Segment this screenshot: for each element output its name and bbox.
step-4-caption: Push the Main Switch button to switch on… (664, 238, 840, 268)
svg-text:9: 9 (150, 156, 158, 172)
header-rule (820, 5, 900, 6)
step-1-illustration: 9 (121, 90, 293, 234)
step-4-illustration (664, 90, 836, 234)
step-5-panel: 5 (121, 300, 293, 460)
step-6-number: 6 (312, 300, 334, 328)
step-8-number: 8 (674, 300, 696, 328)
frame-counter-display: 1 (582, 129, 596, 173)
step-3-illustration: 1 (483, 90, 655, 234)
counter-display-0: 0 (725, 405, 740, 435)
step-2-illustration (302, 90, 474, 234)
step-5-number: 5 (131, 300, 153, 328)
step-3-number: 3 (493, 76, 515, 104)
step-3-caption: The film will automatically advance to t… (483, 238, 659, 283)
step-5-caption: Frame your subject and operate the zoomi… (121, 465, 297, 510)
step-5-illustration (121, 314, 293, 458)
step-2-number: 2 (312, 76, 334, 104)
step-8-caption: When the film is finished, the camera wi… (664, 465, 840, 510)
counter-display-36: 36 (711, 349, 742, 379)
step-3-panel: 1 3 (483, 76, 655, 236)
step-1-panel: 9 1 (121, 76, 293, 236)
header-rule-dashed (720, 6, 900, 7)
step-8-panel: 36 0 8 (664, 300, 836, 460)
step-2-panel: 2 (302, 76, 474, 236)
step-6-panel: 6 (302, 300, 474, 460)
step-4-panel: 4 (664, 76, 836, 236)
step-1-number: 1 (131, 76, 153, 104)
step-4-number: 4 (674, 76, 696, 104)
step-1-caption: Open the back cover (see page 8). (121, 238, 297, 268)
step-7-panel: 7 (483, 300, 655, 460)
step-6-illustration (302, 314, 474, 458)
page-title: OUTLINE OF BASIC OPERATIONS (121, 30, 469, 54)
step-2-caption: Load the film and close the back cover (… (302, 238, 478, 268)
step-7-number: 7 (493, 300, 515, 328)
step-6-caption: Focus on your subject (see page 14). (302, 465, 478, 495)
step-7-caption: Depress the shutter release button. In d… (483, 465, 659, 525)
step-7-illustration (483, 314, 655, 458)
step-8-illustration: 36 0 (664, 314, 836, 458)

◆ **Written request**
Update the entries by replacing "caption" with "label" wherever it occurs, leaving every other character unchanged.

◆ **Exercise solution**
Segment this screenshot: for each element output its name and bbox.
step-4-label: Push the Main Switch button to switch on… (664, 238, 840, 268)
svg-text:9: 9 (150, 156, 158, 172)
header-rule (820, 5, 900, 6)
step-1-illustration: 9 (121, 90, 293, 234)
step-4-illustration (664, 90, 836, 234)
step-5-panel: 5 (121, 300, 293, 460)
step-6-number: 6 (312, 300, 334, 328)
step-8-number: 8 (674, 300, 696, 328)
frame-counter-display: 1 (582, 129, 596, 173)
step-3-illustration: 1 (483, 90, 655, 234)
counter-display-0: 0 (725, 405, 740, 435)
step-2-illustration (302, 90, 474, 234)
step-5-number: 5 (131, 300, 153, 328)
step-3-number: 3 (493, 76, 515, 104)
step-3-label: The film will automatically advance to t… (483, 238, 659, 283)
step-5-label: Frame your subject and operate the zoomi… (121, 465, 297, 510)
step-5-illustration (121, 314, 293, 458)
step-2-number: 2 (312, 76, 334, 104)
step-8-label: When the film is finished, the camera wi… (664, 465, 840, 510)
counter-display-36: 36 (711, 349, 742, 379)
step-3-panel: 1 3 (483, 76, 655, 236)
step-1-panel: 9 1 (121, 76, 293, 236)
header-rule-dashed (720, 6, 900, 7)
step-8-panel: 36 0 8 (664, 300, 836, 460)
step-2-panel: 2 (302, 76, 474, 236)
step-6-panel: 6 (302, 300, 474, 460)
step-4-panel: 4 (664, 76, 836, 236)
step-1-number: 1 (131, 76, 153, 104)
step-4-number: 4 (674, 76, 696, 104)
step-1-label: Open the back cover (see page 8). (121, 238, 297, 268)
step-7-panel: 7 (483, 300, 655, 460)
step-6-illustration (302, 314, 474, 458)
page-title: OUTLINE OF BASIC OPERATIONS (121, 30, 469, 54)
step-2-label: Load the film and close the back cover (… (302, 238, 478, 268)
step-7-number: 7 (493, 300, 515, 328)
step-6-label: Focus on your subject (see page 14). (302, 465, 478, 495)
step-7-label: Depress the shutter release button. In d… (483, 465, 659, 525)
step-7-illustration (483, 314, 655, 458)
step-8-illustration: 36 0 (664, 314, 836, 458)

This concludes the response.